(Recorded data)

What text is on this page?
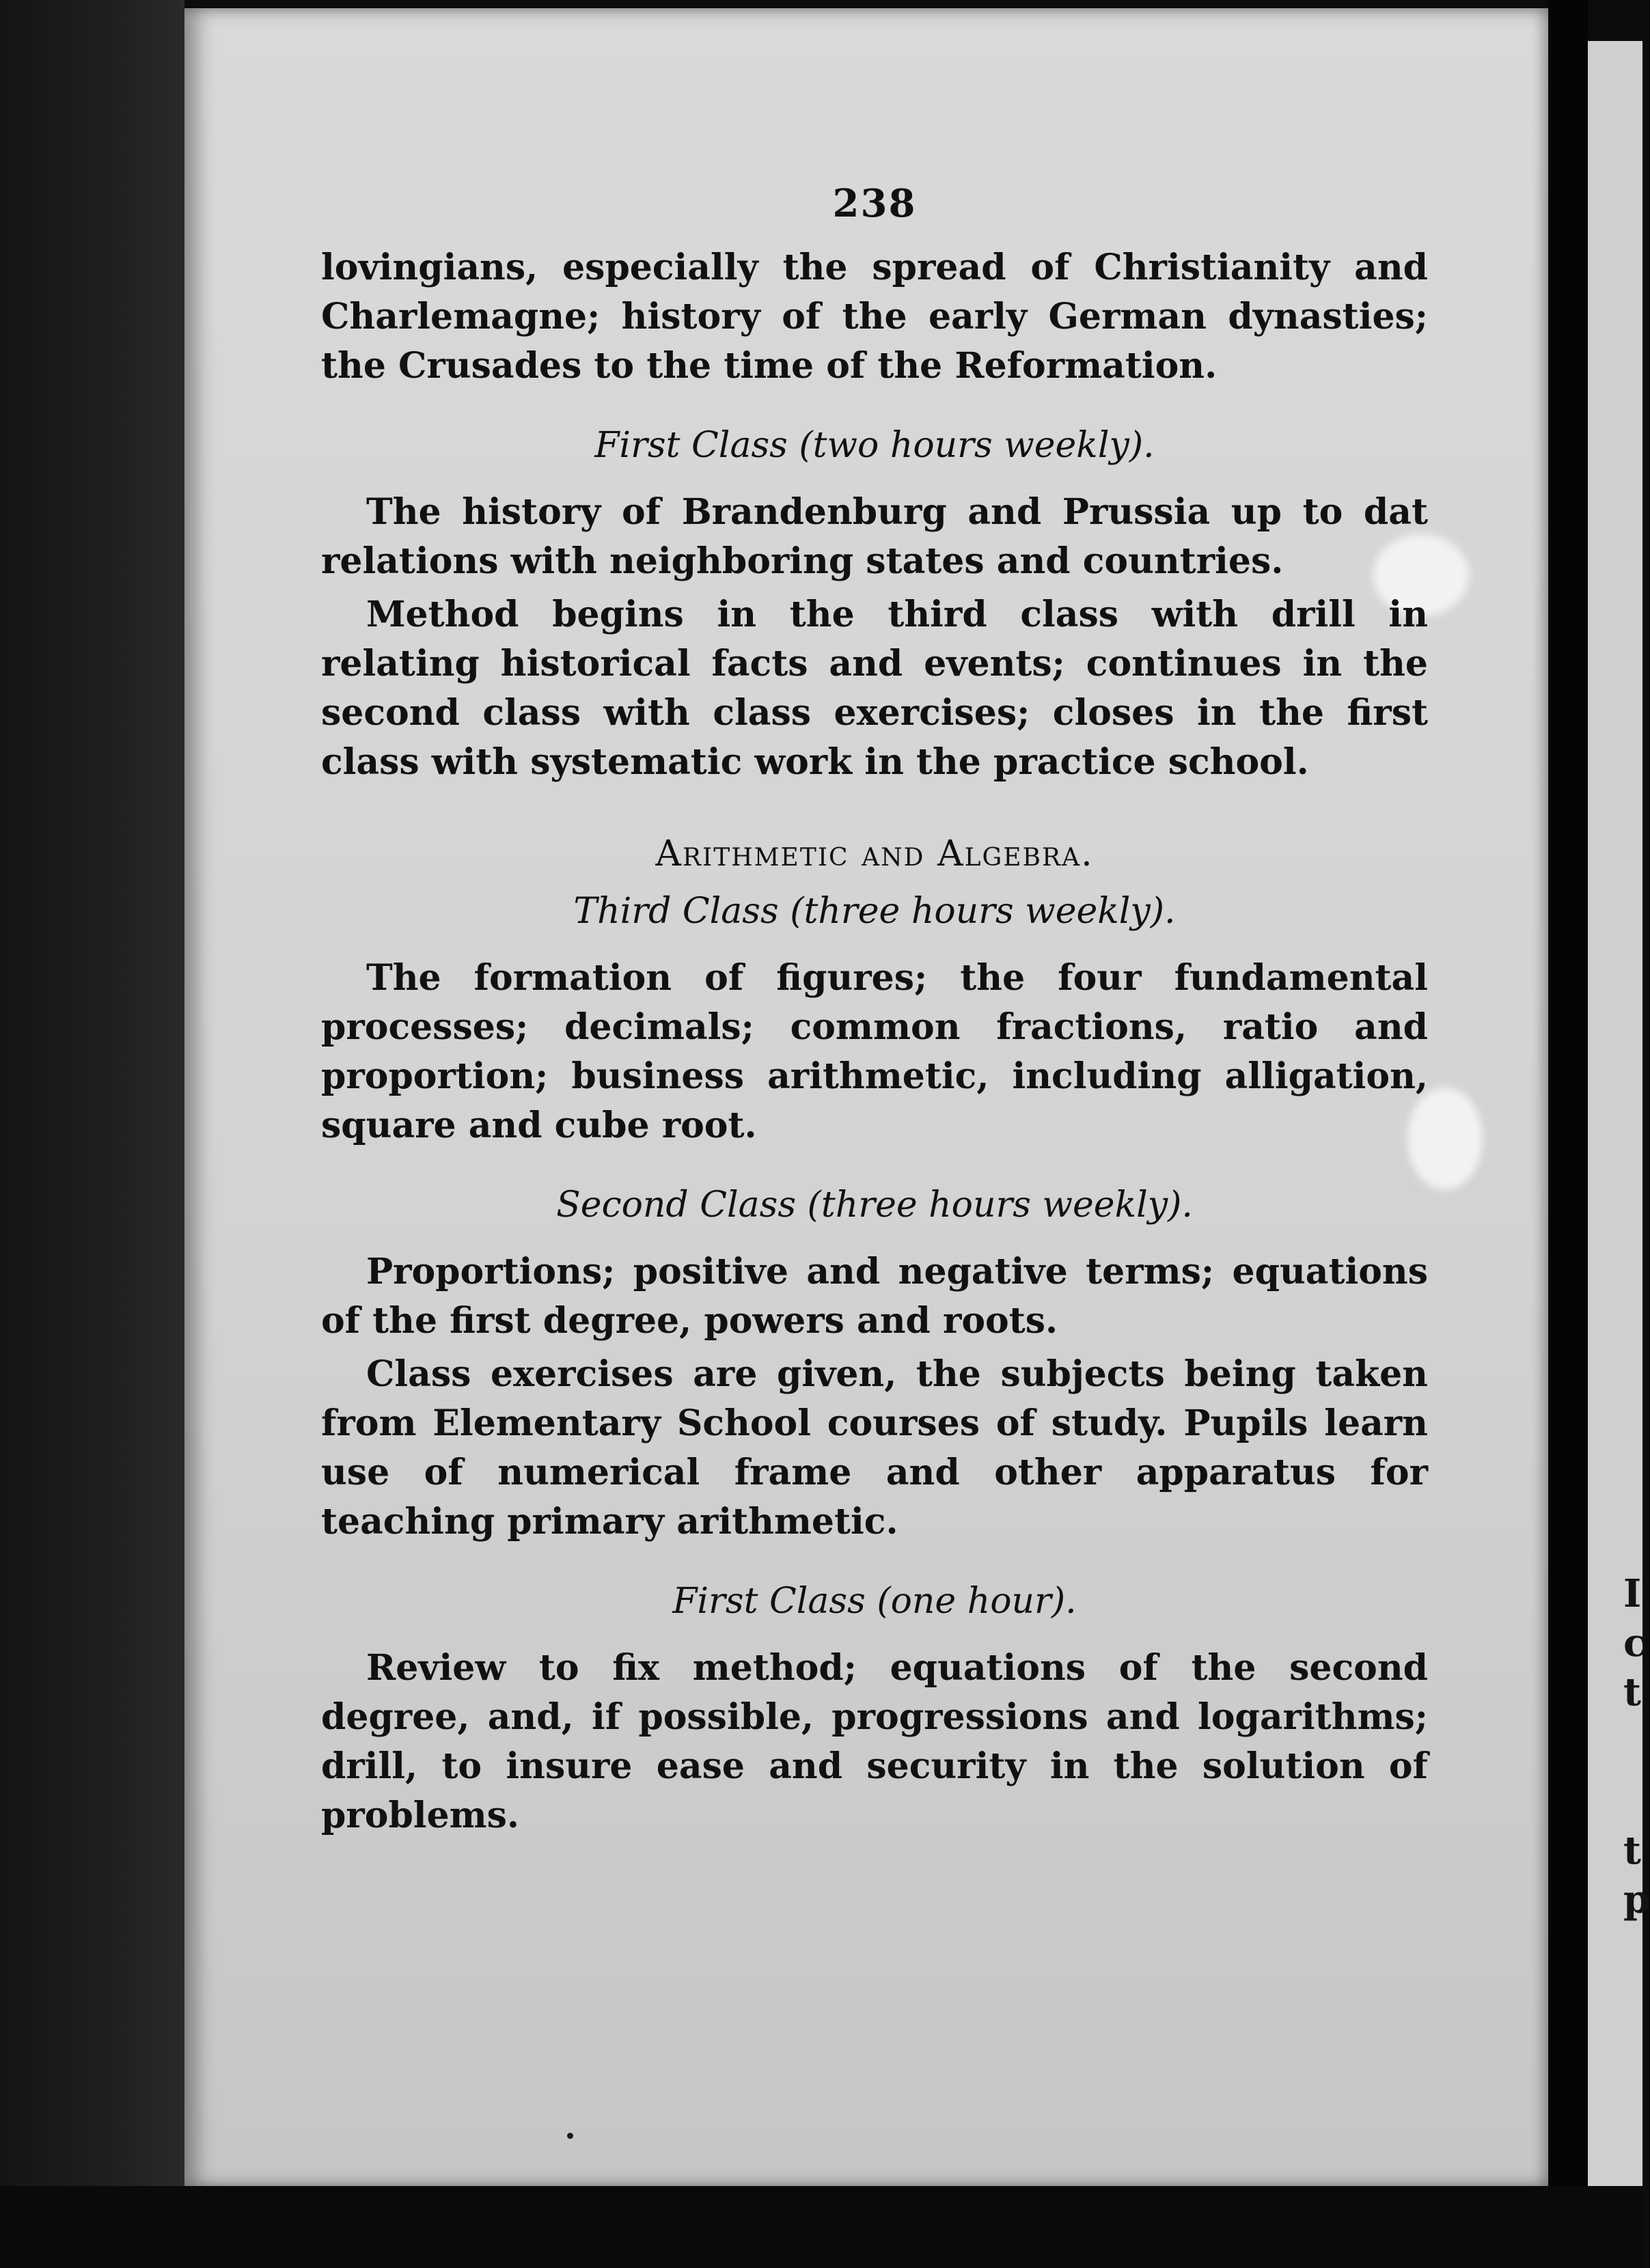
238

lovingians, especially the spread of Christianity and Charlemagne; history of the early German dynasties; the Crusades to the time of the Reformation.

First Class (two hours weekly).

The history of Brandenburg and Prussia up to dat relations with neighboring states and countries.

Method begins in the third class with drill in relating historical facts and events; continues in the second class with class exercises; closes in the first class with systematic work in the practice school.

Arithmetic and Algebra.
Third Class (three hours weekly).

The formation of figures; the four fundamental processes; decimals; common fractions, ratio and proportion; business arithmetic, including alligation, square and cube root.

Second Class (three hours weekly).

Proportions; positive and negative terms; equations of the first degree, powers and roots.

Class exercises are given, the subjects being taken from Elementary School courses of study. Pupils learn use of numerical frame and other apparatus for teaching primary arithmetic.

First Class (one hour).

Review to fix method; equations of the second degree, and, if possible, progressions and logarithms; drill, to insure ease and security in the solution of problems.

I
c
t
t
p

==

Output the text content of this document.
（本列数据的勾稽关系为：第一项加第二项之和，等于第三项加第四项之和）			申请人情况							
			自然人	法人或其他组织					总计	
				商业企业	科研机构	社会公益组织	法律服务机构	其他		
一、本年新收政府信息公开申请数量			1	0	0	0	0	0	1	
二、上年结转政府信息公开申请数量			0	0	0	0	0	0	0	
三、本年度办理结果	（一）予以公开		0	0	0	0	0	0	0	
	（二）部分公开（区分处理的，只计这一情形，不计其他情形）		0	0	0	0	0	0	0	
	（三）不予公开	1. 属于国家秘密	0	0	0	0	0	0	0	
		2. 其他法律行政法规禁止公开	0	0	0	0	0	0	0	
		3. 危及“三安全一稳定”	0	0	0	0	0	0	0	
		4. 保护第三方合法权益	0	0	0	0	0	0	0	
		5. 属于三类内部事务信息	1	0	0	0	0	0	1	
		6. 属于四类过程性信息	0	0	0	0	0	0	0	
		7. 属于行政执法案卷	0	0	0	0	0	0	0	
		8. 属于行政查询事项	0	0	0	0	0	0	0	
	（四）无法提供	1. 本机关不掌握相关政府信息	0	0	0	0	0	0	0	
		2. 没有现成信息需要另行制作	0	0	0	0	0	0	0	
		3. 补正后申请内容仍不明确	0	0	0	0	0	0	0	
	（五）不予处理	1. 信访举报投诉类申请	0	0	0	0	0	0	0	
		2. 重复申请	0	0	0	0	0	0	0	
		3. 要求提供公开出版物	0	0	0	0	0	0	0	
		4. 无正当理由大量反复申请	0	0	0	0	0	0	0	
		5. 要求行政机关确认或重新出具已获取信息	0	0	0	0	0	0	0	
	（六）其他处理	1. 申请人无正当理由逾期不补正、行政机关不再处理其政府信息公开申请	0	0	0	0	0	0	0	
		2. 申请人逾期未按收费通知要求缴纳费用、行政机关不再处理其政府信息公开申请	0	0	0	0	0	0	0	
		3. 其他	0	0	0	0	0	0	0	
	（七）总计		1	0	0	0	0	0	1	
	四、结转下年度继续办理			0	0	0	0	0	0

* [DIRECTIONS] Say how many lines include the word "this"; reply with the number alone.

* [RESULT OF THE EXERCISE] 2